§ **GIVEN RECORDS**
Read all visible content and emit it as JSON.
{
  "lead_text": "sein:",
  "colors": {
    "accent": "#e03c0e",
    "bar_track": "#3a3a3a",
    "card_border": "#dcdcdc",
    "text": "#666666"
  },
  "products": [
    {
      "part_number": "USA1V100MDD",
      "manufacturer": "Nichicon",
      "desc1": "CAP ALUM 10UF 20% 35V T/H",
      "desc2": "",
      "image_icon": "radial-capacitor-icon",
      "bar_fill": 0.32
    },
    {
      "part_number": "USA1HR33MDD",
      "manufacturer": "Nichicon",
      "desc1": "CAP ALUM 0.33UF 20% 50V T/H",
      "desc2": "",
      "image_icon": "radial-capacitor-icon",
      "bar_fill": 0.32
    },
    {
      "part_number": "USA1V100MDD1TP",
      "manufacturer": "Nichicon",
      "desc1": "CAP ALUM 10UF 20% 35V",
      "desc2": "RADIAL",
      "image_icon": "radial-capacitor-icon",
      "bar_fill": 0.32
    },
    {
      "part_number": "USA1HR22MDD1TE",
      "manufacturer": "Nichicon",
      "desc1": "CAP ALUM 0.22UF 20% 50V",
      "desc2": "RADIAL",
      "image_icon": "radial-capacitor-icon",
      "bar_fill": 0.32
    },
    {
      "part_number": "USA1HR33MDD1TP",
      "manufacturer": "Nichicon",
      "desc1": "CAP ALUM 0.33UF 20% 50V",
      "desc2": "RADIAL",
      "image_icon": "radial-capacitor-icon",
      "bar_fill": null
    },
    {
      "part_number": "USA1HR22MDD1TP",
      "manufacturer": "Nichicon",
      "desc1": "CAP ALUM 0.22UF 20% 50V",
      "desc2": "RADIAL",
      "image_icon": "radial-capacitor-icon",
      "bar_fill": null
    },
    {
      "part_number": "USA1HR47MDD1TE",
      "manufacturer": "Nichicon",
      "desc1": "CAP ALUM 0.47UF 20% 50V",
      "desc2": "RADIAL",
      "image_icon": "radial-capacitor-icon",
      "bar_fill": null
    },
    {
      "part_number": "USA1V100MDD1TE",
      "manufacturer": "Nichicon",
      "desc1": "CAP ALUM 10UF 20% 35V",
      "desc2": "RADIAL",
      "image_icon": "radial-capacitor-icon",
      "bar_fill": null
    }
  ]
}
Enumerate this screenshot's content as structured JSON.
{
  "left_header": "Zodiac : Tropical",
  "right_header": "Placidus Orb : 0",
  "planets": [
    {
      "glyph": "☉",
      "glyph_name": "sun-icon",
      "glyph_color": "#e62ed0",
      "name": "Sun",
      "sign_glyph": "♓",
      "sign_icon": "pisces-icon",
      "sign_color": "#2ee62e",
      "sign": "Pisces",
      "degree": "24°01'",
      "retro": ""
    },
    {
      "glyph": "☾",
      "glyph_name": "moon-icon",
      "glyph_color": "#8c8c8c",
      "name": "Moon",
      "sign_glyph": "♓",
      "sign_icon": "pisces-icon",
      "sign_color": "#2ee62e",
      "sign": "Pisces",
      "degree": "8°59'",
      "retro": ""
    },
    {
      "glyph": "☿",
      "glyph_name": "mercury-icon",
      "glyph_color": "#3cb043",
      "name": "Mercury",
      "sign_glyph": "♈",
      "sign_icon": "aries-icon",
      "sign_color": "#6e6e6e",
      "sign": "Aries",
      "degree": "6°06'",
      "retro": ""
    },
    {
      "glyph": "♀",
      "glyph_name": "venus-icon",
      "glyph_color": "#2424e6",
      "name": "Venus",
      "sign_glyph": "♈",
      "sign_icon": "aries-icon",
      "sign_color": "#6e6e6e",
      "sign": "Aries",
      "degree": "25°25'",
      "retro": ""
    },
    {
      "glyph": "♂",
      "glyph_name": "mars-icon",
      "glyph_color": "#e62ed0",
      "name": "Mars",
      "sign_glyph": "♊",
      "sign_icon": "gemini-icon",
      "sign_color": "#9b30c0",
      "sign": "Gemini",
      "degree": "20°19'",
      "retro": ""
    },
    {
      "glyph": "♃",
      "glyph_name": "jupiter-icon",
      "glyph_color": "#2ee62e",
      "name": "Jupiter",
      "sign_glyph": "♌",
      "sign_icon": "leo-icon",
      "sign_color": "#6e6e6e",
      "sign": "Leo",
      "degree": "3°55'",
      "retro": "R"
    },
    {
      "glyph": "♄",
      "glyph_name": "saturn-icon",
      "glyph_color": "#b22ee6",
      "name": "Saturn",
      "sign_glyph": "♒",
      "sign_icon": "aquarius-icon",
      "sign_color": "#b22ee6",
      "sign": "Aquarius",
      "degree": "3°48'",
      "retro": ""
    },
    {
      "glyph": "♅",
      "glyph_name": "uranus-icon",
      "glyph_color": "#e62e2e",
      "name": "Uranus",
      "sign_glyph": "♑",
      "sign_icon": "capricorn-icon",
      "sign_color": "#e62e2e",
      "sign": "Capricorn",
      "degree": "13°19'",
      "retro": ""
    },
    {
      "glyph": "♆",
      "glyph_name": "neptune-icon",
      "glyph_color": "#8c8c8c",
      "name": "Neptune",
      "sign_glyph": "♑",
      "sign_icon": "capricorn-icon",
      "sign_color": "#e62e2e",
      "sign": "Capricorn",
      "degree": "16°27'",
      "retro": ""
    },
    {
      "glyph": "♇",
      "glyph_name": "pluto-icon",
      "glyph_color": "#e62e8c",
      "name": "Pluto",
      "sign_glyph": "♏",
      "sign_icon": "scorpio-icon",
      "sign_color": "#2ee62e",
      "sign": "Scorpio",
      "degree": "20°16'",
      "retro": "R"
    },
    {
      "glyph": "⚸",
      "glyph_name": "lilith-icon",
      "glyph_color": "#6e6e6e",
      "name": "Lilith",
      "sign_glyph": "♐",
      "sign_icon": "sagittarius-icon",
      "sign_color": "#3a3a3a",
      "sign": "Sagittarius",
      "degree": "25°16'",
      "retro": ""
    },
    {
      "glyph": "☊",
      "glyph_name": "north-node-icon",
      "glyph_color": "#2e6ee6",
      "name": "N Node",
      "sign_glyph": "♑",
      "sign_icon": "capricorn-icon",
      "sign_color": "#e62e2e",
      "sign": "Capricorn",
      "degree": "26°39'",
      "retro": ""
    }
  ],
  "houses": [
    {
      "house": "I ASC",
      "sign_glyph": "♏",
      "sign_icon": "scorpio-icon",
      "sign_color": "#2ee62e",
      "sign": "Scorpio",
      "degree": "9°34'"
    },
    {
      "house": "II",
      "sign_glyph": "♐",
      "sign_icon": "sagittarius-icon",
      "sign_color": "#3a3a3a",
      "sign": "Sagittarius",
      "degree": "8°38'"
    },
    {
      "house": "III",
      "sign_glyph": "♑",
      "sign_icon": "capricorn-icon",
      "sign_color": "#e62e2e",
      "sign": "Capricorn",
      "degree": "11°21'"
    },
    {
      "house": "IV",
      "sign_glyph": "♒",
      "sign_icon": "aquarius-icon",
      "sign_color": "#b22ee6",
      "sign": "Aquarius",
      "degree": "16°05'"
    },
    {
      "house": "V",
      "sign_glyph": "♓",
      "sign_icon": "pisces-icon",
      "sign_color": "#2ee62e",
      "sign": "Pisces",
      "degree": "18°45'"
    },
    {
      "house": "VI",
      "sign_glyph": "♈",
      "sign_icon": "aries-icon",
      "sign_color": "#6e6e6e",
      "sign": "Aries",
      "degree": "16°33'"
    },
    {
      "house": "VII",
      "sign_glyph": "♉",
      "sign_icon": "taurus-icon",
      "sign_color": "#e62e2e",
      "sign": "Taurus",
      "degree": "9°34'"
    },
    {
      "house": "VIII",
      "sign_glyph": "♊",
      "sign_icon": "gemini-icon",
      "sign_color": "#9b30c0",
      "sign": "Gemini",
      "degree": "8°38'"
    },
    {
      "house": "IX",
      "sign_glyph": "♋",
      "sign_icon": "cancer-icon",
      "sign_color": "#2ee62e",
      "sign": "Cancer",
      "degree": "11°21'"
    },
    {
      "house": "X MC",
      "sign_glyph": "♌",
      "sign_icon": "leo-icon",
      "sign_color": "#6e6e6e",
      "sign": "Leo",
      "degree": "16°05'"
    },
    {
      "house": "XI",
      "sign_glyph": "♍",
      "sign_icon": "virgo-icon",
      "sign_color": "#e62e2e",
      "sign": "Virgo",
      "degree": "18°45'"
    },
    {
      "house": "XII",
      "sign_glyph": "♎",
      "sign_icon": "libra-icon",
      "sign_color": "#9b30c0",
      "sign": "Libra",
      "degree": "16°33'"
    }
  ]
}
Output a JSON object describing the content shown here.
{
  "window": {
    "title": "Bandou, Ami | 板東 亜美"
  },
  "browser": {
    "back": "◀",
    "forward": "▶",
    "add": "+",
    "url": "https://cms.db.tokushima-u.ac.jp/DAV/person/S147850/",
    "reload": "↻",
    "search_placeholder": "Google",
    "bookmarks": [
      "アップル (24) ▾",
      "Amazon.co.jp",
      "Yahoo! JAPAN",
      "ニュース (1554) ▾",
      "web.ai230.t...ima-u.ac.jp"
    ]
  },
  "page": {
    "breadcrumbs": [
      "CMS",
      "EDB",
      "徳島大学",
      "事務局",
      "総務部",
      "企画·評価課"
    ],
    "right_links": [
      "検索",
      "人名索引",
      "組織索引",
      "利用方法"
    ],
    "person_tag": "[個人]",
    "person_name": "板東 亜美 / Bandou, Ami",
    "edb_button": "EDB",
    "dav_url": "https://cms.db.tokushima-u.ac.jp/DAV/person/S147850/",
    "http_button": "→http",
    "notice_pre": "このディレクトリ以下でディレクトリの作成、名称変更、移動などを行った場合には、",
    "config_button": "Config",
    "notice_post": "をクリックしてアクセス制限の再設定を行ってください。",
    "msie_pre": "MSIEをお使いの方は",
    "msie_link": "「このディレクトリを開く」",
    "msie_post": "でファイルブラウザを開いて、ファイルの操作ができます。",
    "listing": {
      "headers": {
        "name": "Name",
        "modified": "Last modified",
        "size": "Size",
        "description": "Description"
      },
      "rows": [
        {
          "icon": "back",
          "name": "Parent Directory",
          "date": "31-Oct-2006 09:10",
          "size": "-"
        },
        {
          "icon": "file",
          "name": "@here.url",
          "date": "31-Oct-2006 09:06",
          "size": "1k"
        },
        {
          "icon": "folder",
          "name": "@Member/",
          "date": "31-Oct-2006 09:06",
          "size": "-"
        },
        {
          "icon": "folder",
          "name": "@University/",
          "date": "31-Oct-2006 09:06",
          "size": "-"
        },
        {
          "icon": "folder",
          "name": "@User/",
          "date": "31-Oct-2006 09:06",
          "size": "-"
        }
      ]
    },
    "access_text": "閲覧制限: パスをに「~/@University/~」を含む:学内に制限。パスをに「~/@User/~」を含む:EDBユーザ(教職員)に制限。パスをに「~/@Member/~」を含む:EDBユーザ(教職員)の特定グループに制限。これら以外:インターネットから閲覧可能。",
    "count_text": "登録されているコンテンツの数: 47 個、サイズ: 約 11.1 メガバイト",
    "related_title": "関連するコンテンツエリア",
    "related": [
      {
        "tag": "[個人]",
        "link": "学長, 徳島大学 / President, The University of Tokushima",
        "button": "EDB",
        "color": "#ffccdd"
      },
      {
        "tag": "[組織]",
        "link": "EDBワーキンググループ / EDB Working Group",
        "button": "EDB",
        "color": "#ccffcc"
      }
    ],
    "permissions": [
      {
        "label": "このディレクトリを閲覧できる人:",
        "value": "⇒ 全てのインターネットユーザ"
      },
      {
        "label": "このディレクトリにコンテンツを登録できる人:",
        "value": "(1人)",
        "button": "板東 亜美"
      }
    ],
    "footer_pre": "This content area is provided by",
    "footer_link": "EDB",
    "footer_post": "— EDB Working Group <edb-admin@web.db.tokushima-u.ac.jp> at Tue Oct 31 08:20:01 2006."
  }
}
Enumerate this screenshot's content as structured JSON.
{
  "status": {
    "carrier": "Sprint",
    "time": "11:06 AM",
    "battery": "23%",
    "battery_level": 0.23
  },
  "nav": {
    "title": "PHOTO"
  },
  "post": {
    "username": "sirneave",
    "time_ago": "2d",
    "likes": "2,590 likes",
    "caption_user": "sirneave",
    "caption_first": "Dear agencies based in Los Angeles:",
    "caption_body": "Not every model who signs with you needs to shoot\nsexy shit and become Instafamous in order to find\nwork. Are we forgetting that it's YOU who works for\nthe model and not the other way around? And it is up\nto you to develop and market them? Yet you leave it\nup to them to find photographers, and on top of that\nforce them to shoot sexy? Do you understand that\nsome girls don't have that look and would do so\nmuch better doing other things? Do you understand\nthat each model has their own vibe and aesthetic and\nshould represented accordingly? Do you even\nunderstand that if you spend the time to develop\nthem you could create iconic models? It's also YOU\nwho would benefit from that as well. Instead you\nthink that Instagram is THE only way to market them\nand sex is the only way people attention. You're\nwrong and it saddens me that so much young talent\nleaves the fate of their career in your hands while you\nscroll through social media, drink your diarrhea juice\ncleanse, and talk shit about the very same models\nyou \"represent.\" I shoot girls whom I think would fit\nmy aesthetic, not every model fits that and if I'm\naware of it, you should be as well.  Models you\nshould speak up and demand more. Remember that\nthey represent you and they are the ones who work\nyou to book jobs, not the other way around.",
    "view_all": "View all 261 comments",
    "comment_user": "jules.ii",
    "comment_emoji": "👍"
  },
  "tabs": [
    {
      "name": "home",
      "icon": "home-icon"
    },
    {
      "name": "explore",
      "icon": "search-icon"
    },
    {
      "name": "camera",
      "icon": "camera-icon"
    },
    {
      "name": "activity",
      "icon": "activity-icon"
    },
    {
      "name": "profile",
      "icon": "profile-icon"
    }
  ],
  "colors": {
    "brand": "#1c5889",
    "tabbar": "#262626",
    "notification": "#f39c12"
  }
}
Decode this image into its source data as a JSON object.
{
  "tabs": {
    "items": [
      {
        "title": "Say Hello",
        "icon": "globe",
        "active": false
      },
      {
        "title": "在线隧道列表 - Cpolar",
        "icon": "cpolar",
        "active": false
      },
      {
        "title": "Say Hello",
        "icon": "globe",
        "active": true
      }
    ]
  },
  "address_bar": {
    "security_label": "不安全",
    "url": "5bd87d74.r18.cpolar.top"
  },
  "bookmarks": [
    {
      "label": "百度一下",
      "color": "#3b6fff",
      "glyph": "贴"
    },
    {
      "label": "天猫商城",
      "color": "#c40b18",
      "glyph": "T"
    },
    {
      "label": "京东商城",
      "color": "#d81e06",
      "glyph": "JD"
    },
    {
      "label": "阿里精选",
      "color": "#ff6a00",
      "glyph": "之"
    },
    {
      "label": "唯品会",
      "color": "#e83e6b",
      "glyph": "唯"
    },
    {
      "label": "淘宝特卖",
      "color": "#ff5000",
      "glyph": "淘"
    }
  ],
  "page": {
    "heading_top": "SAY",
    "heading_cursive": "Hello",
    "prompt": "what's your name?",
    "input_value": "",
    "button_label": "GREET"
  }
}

§ **TO BE DONE**
Give back exactly the lines running from the line containing "Decode this image" through the end of the material above, both included, and nothing beyond them.

§ **REPLY**
Decode this image into its source data as a JSON object.
{
  "tabs": {
    "items": [
      {
        "title": "Say Hello",
        "icon": "globe",
        "active": false
      },
      {
        "title": "在线隧道列表 - Cpolar",
        "icon": "cpolar",
        "active": false
      },
      {
        "title": "Say Hello",
        "icon": "globe",
        "active": true
      }
    ]
  },
  "address_bar": {
    "security_label": "不安全",
    "url": "5bd87d74.r18.cpolar.top"
  },
  "bookmarks": [
    {
      "label": "百度一下",
      "color": "#3b6fff",
      "glyph": "贴"
    },
    {
      "label": "天猫商城",
      "color": "#c40b18",
      "glyph": "T"
    },
    {
      "label": "京东商城",
      "color": "#d81e06",
      "glyph": "JD"
    },
    {
      "label": "阿里精选",
      "color": "#ff6a00",
      "glyph": "之"
    },
    {
      "label": "唯品会",
      "color": "#e83e6b",
      "glyph": "唯"
    },
    {
      "label": "淘宝特卖",
      "color": "#ff5000",
      "glyph": "淘"
    }
  ],
  "page": {
    "heading_top": "SAY",
    "heading_cursive": "Hello",
    "prompt": "what's your name?",
    "input_value": "",
    "button_label": "GREET"
  }
}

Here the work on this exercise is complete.